(Data tied to figure images)
- - - - -

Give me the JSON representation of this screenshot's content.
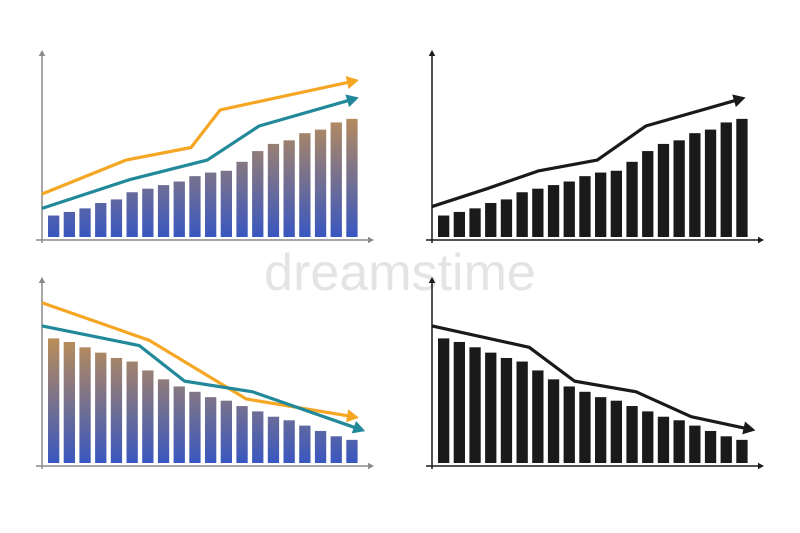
{
  "watermark": "dreamstime",
  "chart_data": [
    {
      "type": "bar",
      "xlim": [
        0,
        100
      ],
      "ylim": [
        0,
        100
      ],
      "axis_color": "#8a8a8a",
      "gradient": [
        "#f2a52c",
        "#3957c0"
      ],
      "values": [
        12,
        14,
        16,
        19,
        21,
        25,
        27,
        29,
        31,
        34,
        36,
        37,
        42,
        48,
        52,
        54,
        58,
        60,
        64,
        66
      ],
      "series": [
        {
          "color": "#f5a623",
          "x": [
            0,
            26,
            46,
            55,
            96
          ],
          "values": [
            24,
            43,
            50,
            71,
            87
          ]
        },
        {
          "color": "#21899a",
          "x": [
            0,
            27,
            51,
            67,
            96
          ],
          "values": [
            16,
            32,
            43,
            62,
            77
          ]
        }
      ]
    },
    {
      "type": "bar",
      "xlim": [
        0,
        100
      ],
      "ylim": [
        0,
        100
      ],
      "axis_color": "#1a1a1a",
      "color": "#1a1a1a",
      "values": [
        12,
        14,
        16,
        19,
        21,
        25,
        27,
        29,
        31,
        34,
        36,
        37,
        42,
        48,
        52,
        54,
        58,
        60,
        64,
        66
      ],
      "series": [
        {
          "color": "#1a1a1a",
          "x": [
            0,
            17,
            33,
            51,
            66,
            95
          ],
          "values": [
            17,
            27,
            37,
            43,
            62,
            77
          ]
        }
      ]
    },
    {
      "type": "bar",
      "xlim": [
        0,
        100
      ],
      "ylim": [
        0,
        100
      ],
      "axis_color": "#8a8a8a",
      "gradient": [
        "#f2a52c",
        "#3957c0"
      ],
      "values": [
        70,
        68,
        65,
        62,
        59,
        57,
        52,
        47,
        43,
        40,
        37,
        35,
        32,
        29,
        26,
        24,
        21,
        18,
        15,
        13
      ],
      "series": [
        {
          "color": "#f5a623",
          "x": [
            0,
            33,
            63,
            96
          ],
          "values": [
            90,
            69,
            36,
            26
          ]
        },
        {
          "color": "#21899a",
          "x": [
            0,
            30,
            44,
            65,
            98
          ],
          "values": [
            77,
            66,
            46,
            40,
            19
          ]
        }
      ]
    },
    {
      "type": "bar",
      "xlim": [
        0,
        100
      ],
      "ylim": [
        0,
        100
      ],
      "axis_color": "#1a1a1a",
      "color": "#1a1a1a",
      "values": [
        70,
        68,
        65,
        62,
        59,
        57,
        52,
        47,
        43,
        40,
        37,
        35,
        32,
        29,
        26,
        24,
        21,
        18,
        15,
        13
      ],
      "series": [
        {
          "color": "#1a1a1a",
          "x": [
            0,
            30,
            44,
            63,
            80,
            98
          ],
          "values": [
            77,
            65,
            46,
            40,
            26,
            19
          ]
        }
      ]
    }
  ]
}
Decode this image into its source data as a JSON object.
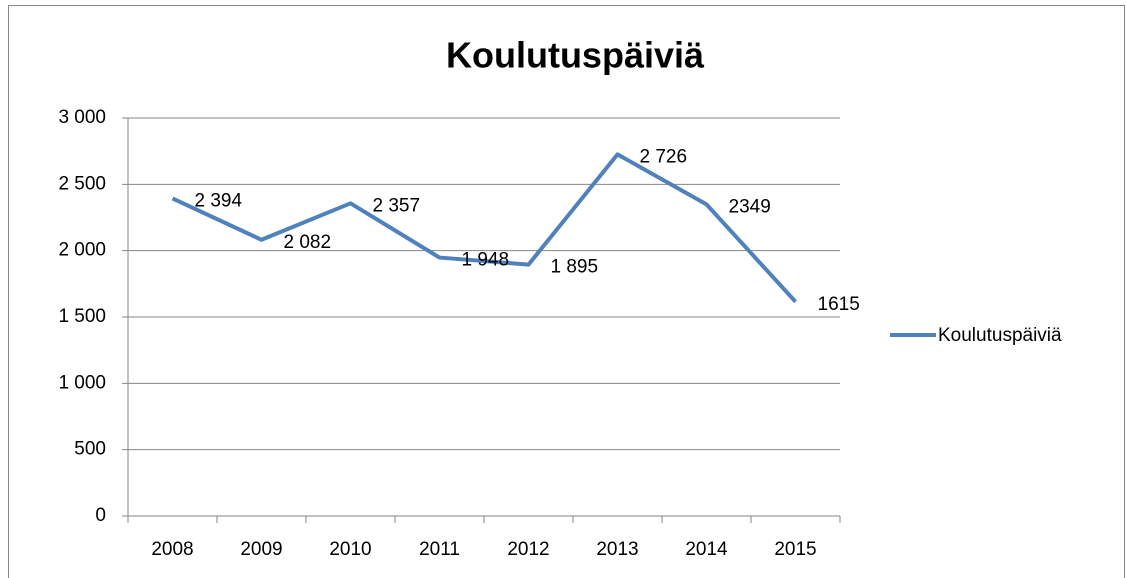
{
  "chart_data": {
    "type": "line",
    "title": "Koulutuspäiviä",
    "categories": [
      "2008",
      "2009",
      "2010",
      "2011",
      "2012",
      "2013",
      "2014",
      "2015"
    ],
    "series": [
      {
        "name": "Koulutuspäiviä",
        "color": "#4f81bd",
        "values": [
          2394,
          2082,
          2357,
          1948,
          1895,
          2726,
          2349,
          1615
        ],
        "value_labels": [
          "2 394",
          "2 082",
          "2 357",
          "1 948",
          "1 895",
          "2 726",
          "2349",
          "1615"
        ]
      }
    ],
    "ylim": [
      0,
      3000
    ],
    "yticks": [
      0,
      500,
      {
        "value": 1000,
        "label": "1 000"
      },
      {
        "value": 1500,
        "label": "1 500"
      },
      {
        "value": 2000,
        "label": "2 000"
      },
      {
        "value": 2500,
        "label": "2 500"
      },
      {
        "value": 3000,
        "label": "3 000"
      }
    ],
    "grid": true,
    "legend": "right"
  }
}
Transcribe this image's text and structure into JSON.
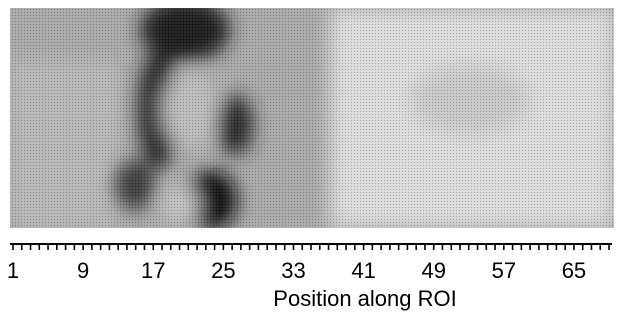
{
  "chart_data": {
    "type": "heatmap",
    "title": "",
    "xlabel": "Position along ROI",
    "ylabel": "",
    "x_range": [
      1,
      69
    ],
    "tick_labels": [
      "1",
      "9",
      "17",
      "25",
      "33",
      "41",
      "49",
      "57",
      "65"
    ],
    "tick_values": [
      1,
      9,
      17,
      25,
      33,
      41,
      49,
      57,
      65
    ],
    "minor_tick_step": 1,
    "colormap": "grayscale",
    "colors": {
      "background": "#ffffff",
      "dark": "#0a0a0a",
      "light": "#e6e6e6"
    }
  }
}
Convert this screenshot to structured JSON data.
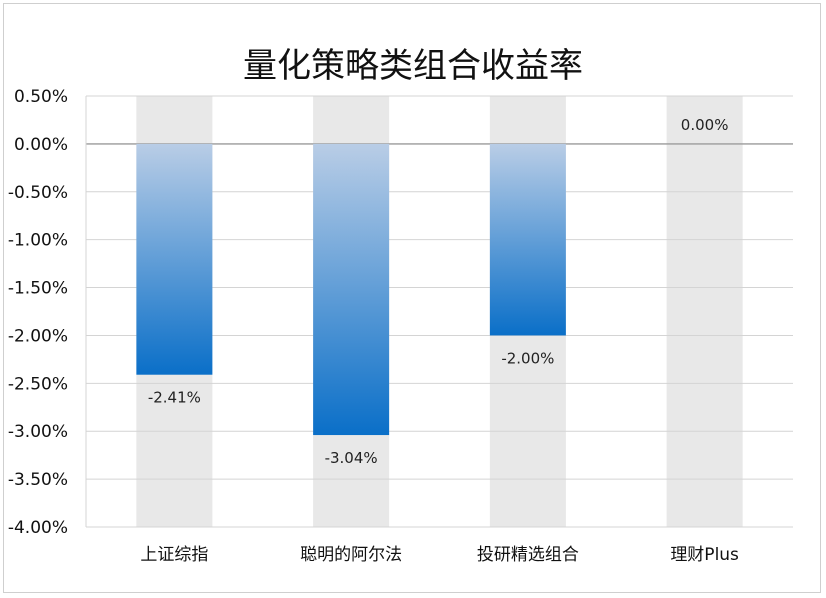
{
  "chart_data": {
    "type": "bar",
    "title": "量化策略类组合收益率",
    "categories": [
      "上证综指",
      "聪明的阿尔法",
      "投研精选组合",
      "理财Plus"
    ],
    "values": [
      -2.41,
      -3.04,
      -2.0,
      0.0
    ],
    "data_labels": [
      "-2.41%",
      "-3.04%",
      "-2.00%",
      "0.00%"
    ],
    "y_ticks": [
      "0.50%",
      "0.00%",
      "-0.50%",
      "-1.00%",
      "-1.50%",
      "-2.00%",
      "-2.50%",
      "-3.00%",
      "-3.50%",
      "-4.00%"
    ],
    "ylim": [
      -4.0,
      0.5
    ],
    "grid": true,
    "legend": "none",
    "colors": {
      "bar_top": "#b9cde6",
      "bar_bottom": "#0a6fc8",
      "band": "#e8e8e8",
      "grid": "#d4d4d4",
      "zero_line": "#9a9a9a"
    }
  }
}
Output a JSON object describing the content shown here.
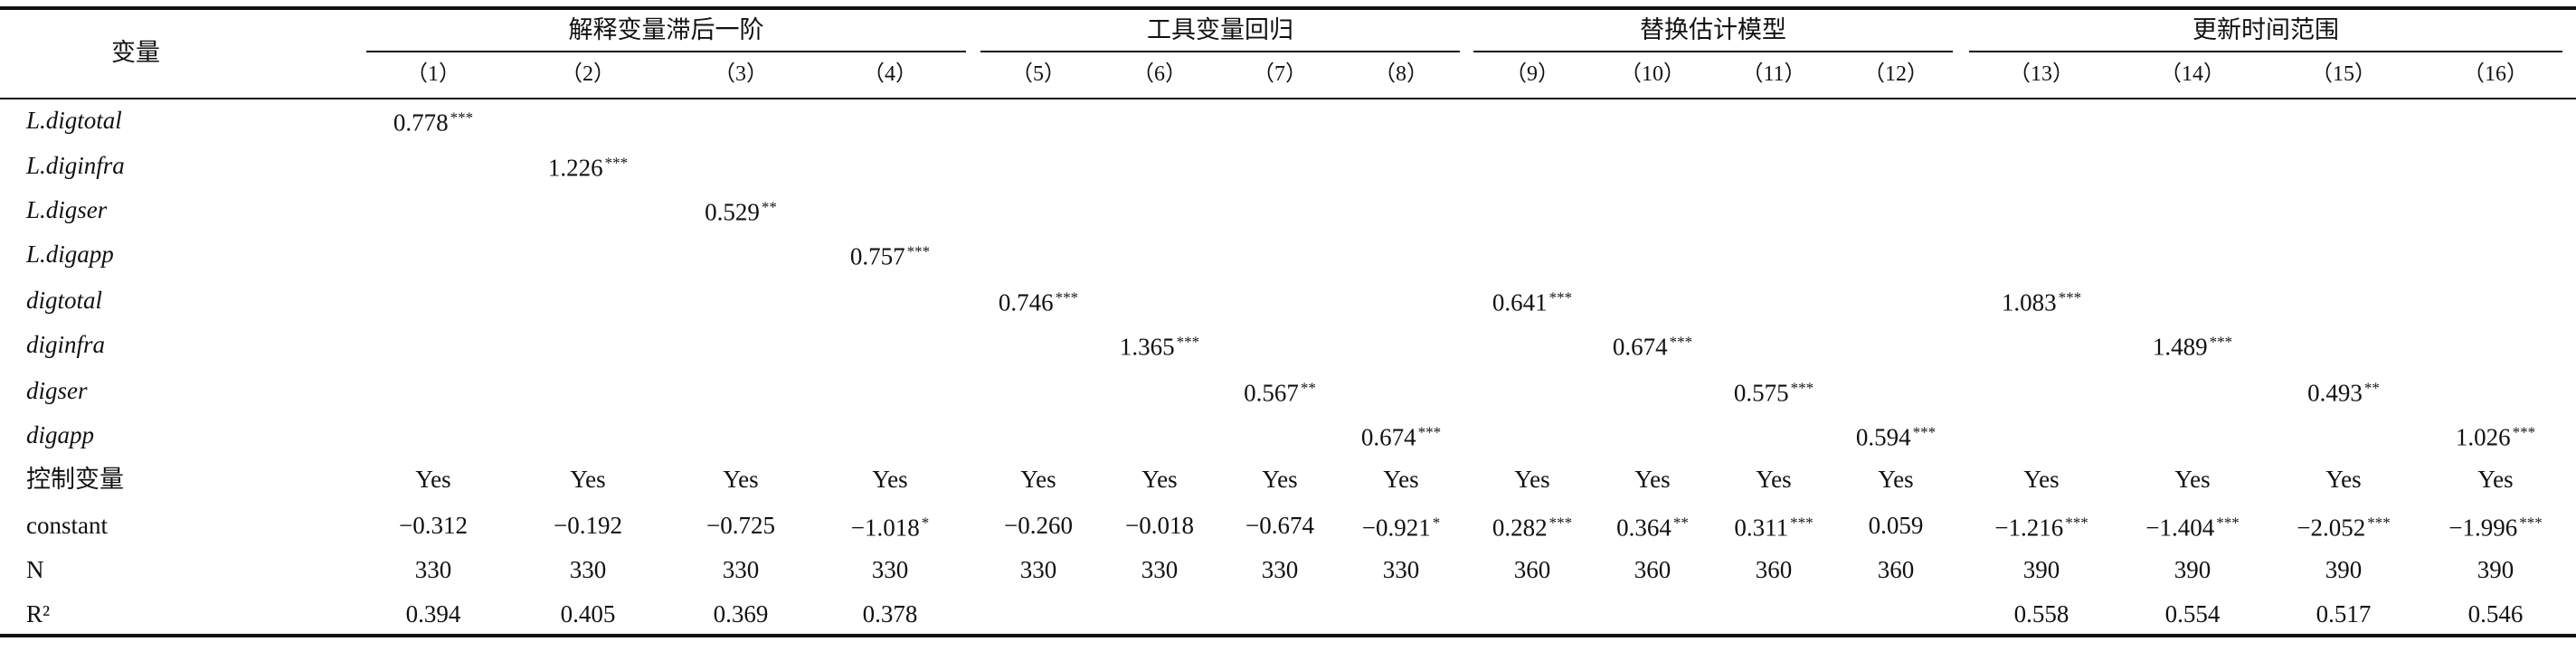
{
  "table": {
    "corner": "变量",
    "groups": [
      "解释变量滞后一阶",
      "工具变量回归",
      "替换估计模型",
      "更新时间范围"
    ],
    "columns": [
      "（1）",
      "（2）",
      "（3）",
      "（4）",
      "（5）",
      "（6）",
      "（7）",
      "（8）",
      "（9）",
      "（10）",
      "（11）",
      "（12）",
      "（13）",
      "（14）",
      "（15）",
      "（16）"
    ],
    "rows": [
      {
        "label": "L.digtotal",
        "cells": [
          {
            "value": "0.778",
            "stars": "***"
          },
          null,
          null,
          null,
          null,
          null,
          null,
          null,
          null,
          null,
          null,
          null,
          null,
          null,
          null,
          null
        ]
      },
      {
        "label": "L.diginfra",
        "cells": [
          null,
          {
            "value": "1.226",
            "stars": "***"
          },
          null,
          null,
          null,
          null,
          null,
          null,
          null,
          null,
          null,
          null,
          null,
          null,
          null,
          null
        ]
      },
      {
        "label": "L.digser",
        "cells": [
          null,
          null,
          {
            "value": "0.529",
            "stars": "**"
          },
          null,
          null,
          null,
          null,
          null,
          null,
          null,
          null,
          null,
          null,
          null,
          null,
          null
        ]
      },
      {
        "label": "L.digapp",
        "cells": [
          null,
          null,
          null,
          {
            "value": "0.757",
            "stars": "***"
          },
          null,
          null,
          null,
          null,
          null,
          null,
          null,
          null,
          null,
          null,
          null,
          null
        ]
      },
      {
        "label": "digtotal",
        "cells": [
          null,
          null,
          null,
          null,
          {
            "value": "0.746",
            "stars": "***"
          },
          null,
          null,
          null,
          {
            "value": "0.641",
            "stars": "***"
          },
          null,
          null,
          null,
          {
            "value": "1.083",
            "stars": "***"
          },
          null,
          null,
          null
        ]
      },
      {
        "label": "diginfra",
        "cells": [
          null,
          null,
          null,
          null,
          null,
          {
            "value": "1.365",
            "stars": "***"
          },
          null,
          null,
          null,
          {
            "value": "0.674",
            "stars": "***"
          },
          null,
          null,
          null,
          {
            "value": "1.489",
            "stars": "***"
          },
          null,
          null
        ]
      },
      {
        "label": "digser",
        "cells": [
          null,
          null,
          null,
          null,
          null,
          null,
          {
            "value": "0.567",
            "stars": "**"
          },
          null,
          null,
          null,
          {
            "value": "0.575",
            "stars": "***"
          },
          null,
          null,
          null,
          {
            "value": "0.493",
            "stars": "**"
          },
          null
        ]
      },
      {
        "label": "digapp",
        "cells": [
          null,
          null,
          null,
          null,
          null,
          null,
          null,
          {
            "value": "0.674",
            "stars": "***"
          },
          null,
          null,
          null,
          {
            "value": "0.594",
            "stars": "***"
          },
          null,
          null,
          null,
          {
            "value": "1.026",
            "stars": "***"
          }
        ]
      },
      {
        "label": "控制变量",
        "cells": [
          "Yes",
          "Yes",
          "Yes",
          "Yes",
          "Yes",
          "Yes",
          "Yes",
          "Yes",
          "Yes",
          "Yes",
          "Yes",
          "Yes",
          "Yes",
          "Yes",
          "Yes",
          "Yes"
        ]
      },
      {
        "label": "constant",
        "cells": [
          "−0.312",
          "−0.192",
          "−0.725",
          {
            "value": "−1.018",
            "stars": "*"
          },
          "−0.260",
          "−0.018",
          "−0.674",
          {
            "value": "−0.921",
            "stars": "*"
          },
          {
            "value": "0.282",
            "stars": "***"
          },
          {
            "value": "0.364",
            "stars": "**"
          },
          {
            "value": "0.311",
            "stars": "***"
          },
          "0.059",
          {
            "value": "−1.216",
            "stars": "***"
          },
          {
            "value": "−1.404",
            "stars": "***"
          },
          {
            "value": "−2.052",
            "stars": "***"
          },
          {
            "value": "−1.996",
            "stars": "***"
          }
        ]
      },
      {
        "label": "N",
        "cells": [
          "330",
          "330",
          "330",
          "330",
          "330",
          "330",
          "330",
          "330",
          "360",
          "360",
          "360",
          "360",
          "390",
          "390",
          "390",
          "390"
        ]
      },
      {
        "label": "R²",
        "cells": [
          "0.394",
          "0.405",
          "0.369",
          "0.378",
          null,
          null,
          null,
          null,
          null,
          null,
          null,
          null,
          "0.558",
          "0.554",
          "0.517",
          "0.546"
        ]
      }
    ]
  }
}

- - - - -

**Exercise goal**: Search the entries for the word "content" and gather every line where it appears.

**Exercise output**:
Give me the JSON representation of this screenshot's content.
Output a JSON object describing the content shown here.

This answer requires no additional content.